● Exercise aim
Quote the records that follow in full, leaving the pictures out.

● Material supplied

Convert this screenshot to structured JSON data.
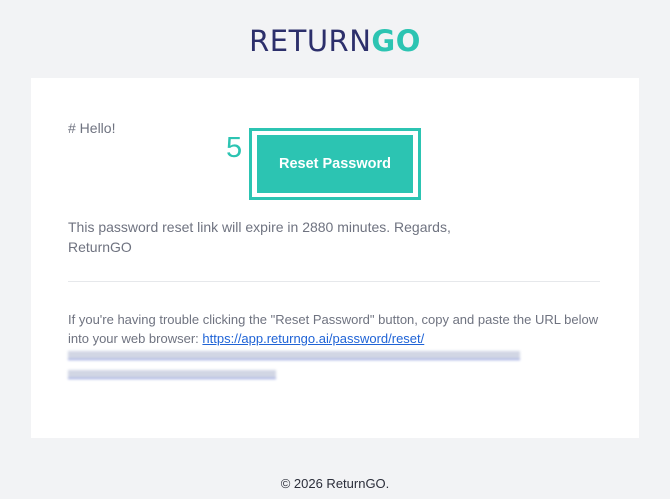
{
  "header": {
    "logo_part1": "RETURN",
    "logo_part2": "GO",
    "brand_colors": {
      "navy": "#2c2f6b",
      "teal": "#2cc4b2"
    }
  },
  "email": {
    "greeting": "# Hello!",
    "annotation_number": "5",
    "reset_button_label": "Reset Password",
    "expire_message": "This password reset link will expire in 2880 minutes. Regards, ReturnGO",
    "trouble_prefix": "If you're having trouble clicking the \"Reset Password\" button, copy and paste the URL below into your web browser: ",
    "reset_url_visible": "https://app.returngo.ai/password/reset/"
  },
  "footer": {
    "copyright": "© 2026 ReturnGO."
  }
}
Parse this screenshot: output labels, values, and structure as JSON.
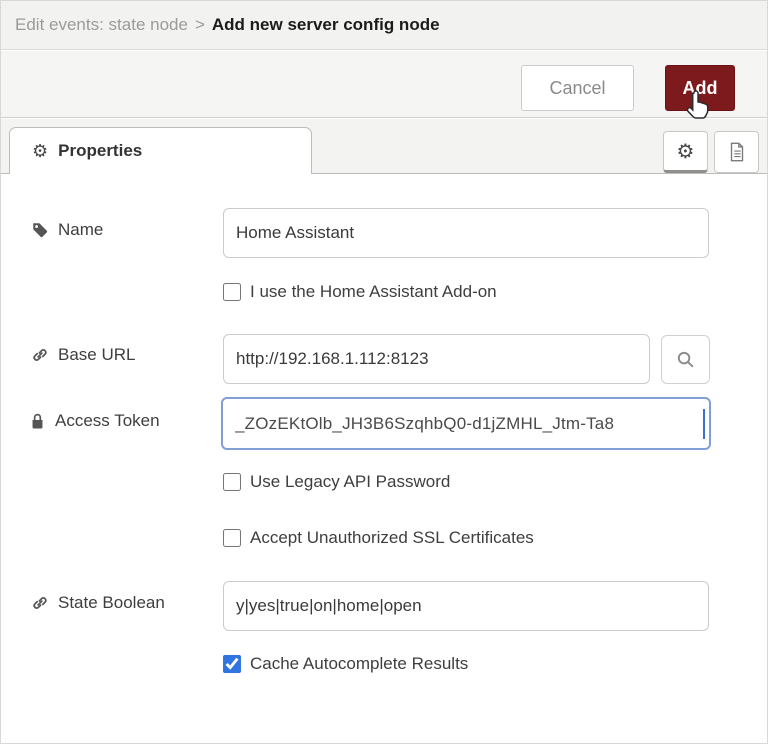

● Correct result
Convert this screenshot to structured JSON data.
{
  "header": {
    "logo_part1": "RETURN",
    "logo_part2": "GO",
    "brand_colors": {
      "navy": "#2c2f6b",
      "teal": "#2cc4b2"
    }
  },
  "email": {
    "greeting": "# Hello!",
    "annotation_number": "5",
    "reset_button_label": "Reset Password",
    "expire_message": "This password reset link will expire in 2880 minutes. Regards, ReturnGO",
    "trouble_prefix": "If you're having trouble clicking the \"Reset Password\" button, copy and paste the URL below into your web browser: ",
    "reset_url_visible": "https://app.returngo.ai/password/reset/"
  },
  "footer": {
    "copyright": "© 2026 ReturnGO."
  }
}
Parse this screenshot: output labels, values, and structure as JSON.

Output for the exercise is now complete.